(Saved entries)
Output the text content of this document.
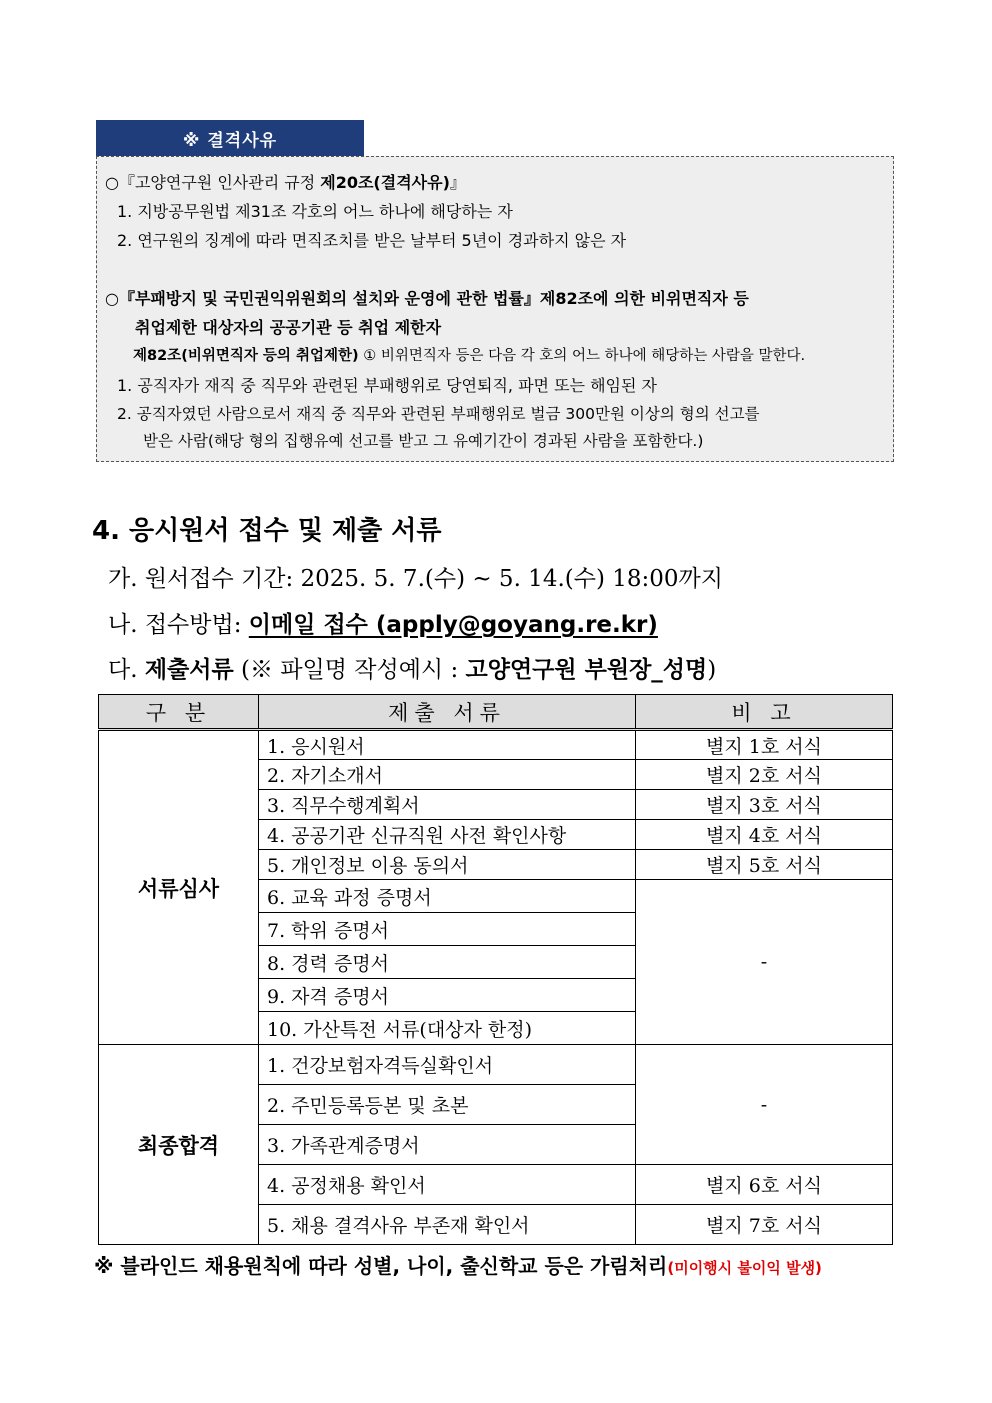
※ 결격사유
○『고양연구원 인사관리 규정 제20조(결격사유)』
1. 지방공무원법 제31조 각호의 어느 하나에 해당하는 자
2. 연구원의 징계에 따라 면직조치를 받은 날부터 5년이 경과하지 않은 자
○『부패방지 및 국민권익위원회의 설치와 운영에 관한 법률』제82조에 의한 비위면직자 등
취업제한 대상자의 공공기관 등 취업 제한자
제82조(비위면직자 등의 취업제한) ① 비위면직자 등은 다음 각 호의 어느 하나에 해당하는 사람을 말한다.
1. 공직자가 재직 중 직무와 관련된 부패행위로 당연퇴직, 파면 또는 해임된 자
2. 공직자였던 사람으로서 재직 중 직무와 관련된 부패행위로 벌금 300만원 이상의 형의 선고를
받은 사람(해당 형의 집행유예 선고를 받고 그 유예기간이 경과된 사람을 포함한다.)
4. 응시원서 접수 및 제출 서류
가. 원서접수 기간: 2025. 5. 7.(수) ~ 5. 14.(수) 18:00까지
나. 접수방법: 이메일 접수 (apply@goyang.re.kr)
다. 제출서류 (※ 파일명 작성예시 : 고양연구원 부원장_성명)
구 분	제출 서류	비 고
서류심사	1. 응시원서	별지 1호 서식
	2. 자기소개서	별지 2호 서식
	3. 직무수행계획서	별지 3호 서식
	4. 공공기관 신규직원 사전 확인사항	별지 4호 서식
	5. 개인정보 이용 동의서	별지 5호 서식
	6. 교육 과정 증명서	-
	7. 학위 증명서	
	8. 경력 증명서	
	9. 자격 증명서	
	10. 가산특전 서류(대상자 한정)	
최종합격	1. 건강보험자격득실확인서	-
	2. 주민등록등본 및 초본	
	3. 가족관계증명서	
	4. 공정채용 확인서	별지 6호 서식
	5. 채용 결격사유 부존재 확인서	별지 7호 서식
※ 블라인드 채용원칙에 따라 성별, 나이, 출신학교 등은 가림처리(미이행시 불이익 발생)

EXERCISE REQUIREMENTS – Look through the listing above. Pick out each line with "공공기관" and copy it.

SOLVED EXERCISE –
취업제한 대상자의 공공기관 등 취업 제한자
	4. 공공기관 신규직원 사전 확인사항	별지 4호 서식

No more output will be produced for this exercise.